### TASK DIRECTIONS
Retype every entry exactly, character for character.
:: STORED ROWS ::
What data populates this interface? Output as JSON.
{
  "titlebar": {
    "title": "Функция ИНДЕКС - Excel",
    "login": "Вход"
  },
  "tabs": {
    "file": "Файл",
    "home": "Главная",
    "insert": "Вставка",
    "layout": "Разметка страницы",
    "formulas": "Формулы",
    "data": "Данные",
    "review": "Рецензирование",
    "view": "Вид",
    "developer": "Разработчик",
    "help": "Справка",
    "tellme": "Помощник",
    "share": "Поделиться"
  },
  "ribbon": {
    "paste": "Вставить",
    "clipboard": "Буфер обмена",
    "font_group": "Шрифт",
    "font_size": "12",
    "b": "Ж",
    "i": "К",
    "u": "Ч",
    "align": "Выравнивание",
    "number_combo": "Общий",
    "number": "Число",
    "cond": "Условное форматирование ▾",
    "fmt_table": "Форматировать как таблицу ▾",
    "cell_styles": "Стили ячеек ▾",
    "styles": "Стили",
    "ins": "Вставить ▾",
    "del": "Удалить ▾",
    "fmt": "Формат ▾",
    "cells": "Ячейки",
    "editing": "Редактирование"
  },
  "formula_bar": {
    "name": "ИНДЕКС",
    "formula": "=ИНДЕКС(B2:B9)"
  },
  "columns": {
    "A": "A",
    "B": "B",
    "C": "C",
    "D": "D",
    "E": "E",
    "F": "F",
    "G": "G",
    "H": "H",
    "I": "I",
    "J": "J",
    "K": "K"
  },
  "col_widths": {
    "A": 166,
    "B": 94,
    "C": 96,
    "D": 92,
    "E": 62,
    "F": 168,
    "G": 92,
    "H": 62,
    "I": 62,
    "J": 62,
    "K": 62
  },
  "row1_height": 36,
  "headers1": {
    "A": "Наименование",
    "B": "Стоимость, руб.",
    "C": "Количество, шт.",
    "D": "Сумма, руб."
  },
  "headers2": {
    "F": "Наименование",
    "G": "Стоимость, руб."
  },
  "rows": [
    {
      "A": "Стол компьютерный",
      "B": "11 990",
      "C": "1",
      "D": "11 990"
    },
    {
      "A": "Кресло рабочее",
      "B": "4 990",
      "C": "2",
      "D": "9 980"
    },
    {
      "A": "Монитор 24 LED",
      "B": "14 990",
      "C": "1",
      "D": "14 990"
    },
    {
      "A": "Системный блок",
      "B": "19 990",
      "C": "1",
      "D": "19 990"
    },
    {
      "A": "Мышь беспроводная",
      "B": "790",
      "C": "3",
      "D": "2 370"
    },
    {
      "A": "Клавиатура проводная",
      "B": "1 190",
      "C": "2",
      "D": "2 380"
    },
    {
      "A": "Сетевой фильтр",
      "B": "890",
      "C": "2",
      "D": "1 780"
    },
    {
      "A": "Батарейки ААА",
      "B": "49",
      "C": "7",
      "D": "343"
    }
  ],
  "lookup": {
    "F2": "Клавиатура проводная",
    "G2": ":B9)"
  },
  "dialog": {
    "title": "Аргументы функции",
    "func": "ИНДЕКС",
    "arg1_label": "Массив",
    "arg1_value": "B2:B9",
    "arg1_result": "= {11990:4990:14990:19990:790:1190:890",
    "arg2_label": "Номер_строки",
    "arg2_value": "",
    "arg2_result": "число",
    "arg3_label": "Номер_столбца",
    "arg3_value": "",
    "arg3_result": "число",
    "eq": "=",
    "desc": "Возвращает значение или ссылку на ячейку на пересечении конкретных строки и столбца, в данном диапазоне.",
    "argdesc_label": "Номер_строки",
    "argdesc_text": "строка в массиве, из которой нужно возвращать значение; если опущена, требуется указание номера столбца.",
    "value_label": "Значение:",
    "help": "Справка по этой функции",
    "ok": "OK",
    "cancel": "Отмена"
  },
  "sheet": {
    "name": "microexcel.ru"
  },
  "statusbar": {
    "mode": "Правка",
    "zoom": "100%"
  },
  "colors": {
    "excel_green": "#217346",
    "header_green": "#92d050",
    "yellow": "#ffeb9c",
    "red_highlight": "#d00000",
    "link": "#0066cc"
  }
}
:::
### ANSWER TO THE TASK
What data populates this interface? Output as JSON.
{
  "titlebar": {
    "title": "Функция ИНДЕКС - Excel",
    "login": "Вход"
  },
  "tabs": {
    "file": "Файл",
    "home": "Главная",
    "insert": "Вставка",
    "layout": "Разметка страницы",
    "formulas": "Формулы",
    "data": "Данные",
    "review": "Рецензирование",
    "view": "Вид",
    "developer": "Разработчик",
    "help": "Справка",
    "tellme": "Помощник",
    "share": "Поделиться"
  },
  "ribbon": {
    "paste": "Вставить",
    "clipboard": "Буфер обмена",
    "font_group": "Шрифт",
    "font_size": "12",
    "b": "Ж",
    "i": "К",
    "u": "Ч",
    "align": "Выравнивание",
    "number_combo": "Общий",
    "number": "Число",
    "cond": "Условное форматирование ▾",
    "fmt_table": "Форматировать как таблицу ▾",
    "cell_styles": "Стили ячеек ▾",
    "styles": "Стили",
    "ins": "Вставить ▾",
    "del": "Удалить ▾",
    "fmt": "Формат ▾",
    "cells": "Ячейки",
    "editing": "Редактирование"
  },
  "formula_bar": {
    "name": "ИНДЕКС",
    "formula": "=ИНДЕКС(B2:B9)"
  },
  "columns": {
    "A": "A",
    "B": "B",
    "C": "C",
    "D": "D",
    "E": "E",
    "F": "F",
    "G": "G",
    "H": "H",
    "I": "I",
    "J": "J",
    "K": "K"
  },
  "col_widths": {
    "A": 166,
    "B": 94,
    "C": 96,
    "D": 92,
    "E": 62,
    "F": 168,
    "G": 92,
    "H": 62,
    "I": 62,
    "J": 62,
    "K": 62
  },
  "row1_height": 36,
  "headers1": {
    "A": "Наименование",
    "B": "Стоимость, руб.",
    "C": "Количество, шт.",
    "D": "Сумма, руб."
  },
  "headers2": {
    "F": "Наименование",
    "G": "Стоимость, руб."
  },
  "rows": [
    {
      "A": "Стол компьютерный",
      "B": "11 990",
      "C": "1",
      "D": "11 990"
    },
    {
      "A": "Кресло рабочее",
      "B": "4 990",
      "C": "2",
      "D": "9 980"
    },
    {
      "A": "Монитор 24 LED",
      "B": "14 990",
      "C": "1",
      "D": "14 990"
    },
    {
      "A": "Системный блок",
      "B": "19 990",
      "C": "1",
      "D": "19 990"
    },
    {
      "A": "Мышь беспроводная",
      "B": "790",
      "C": "3",
      "D": "2 370"
    },
    {
      "A": "Клавиатура проводная",
      "B": "1 190",
      "C": "2",
      "D": "2 380"
    },
    {
      "A": "Сетевой фильтр",
      "B": "890",
      "C": "2",
      "D": "1 780"
    },
    {
      "A": "Батарейки ААА",
      "B": "49",
      "C": "7",
      "D": "343"
    }
  ],
  "lookup": {
    "F2": "Клавиатура проводная",
    "G2": ":B9)"
  },
  "dialog": {
    "title": "Аргументы функции",
    "func": "ИНДЕКС",
    "arg1_label": "Массив",
    "arg1_value": "B2:B9",
    "arg1_result": "= {11990:4990:14990:19990:790:1190:890",
    "arg2_label": "Номер_строки",
    "arg2_value": "",
    "arg2_result": "число",
    "arg3_label": "Номер_столбца",
    "arg3_value": "",
    "arg3_result": "число",
    "eq": "=",
    "desc": "Возвращает значение или ссылку на ячейку на пересечении конкретных строки и столбца, в данном диапазоне.",
    "argdesc_label": "Номер_строки",
    "argdesc_text": "строка в массиве, из которой нужно возвращать значение; если опущена, требуется указание номера столбца.",
    "value_label": "Значение:",
    "help": "Справка по этой функции",
    "ok": "OK",
    "cancel": "Отмена"
  },
  "sheet": {
    "name": "microexcel.ru"
  },
  "statusbar": {
    "mode": "Правка",
    "zoom": "100%"
  },
  "colors": {
    "excel_green": "#217346",
    "header_green": "#92d050",
    "yellow": "#ffeb9c",
    "red_highlight": "#d00000",
    "link": "#0066cc"
  }
}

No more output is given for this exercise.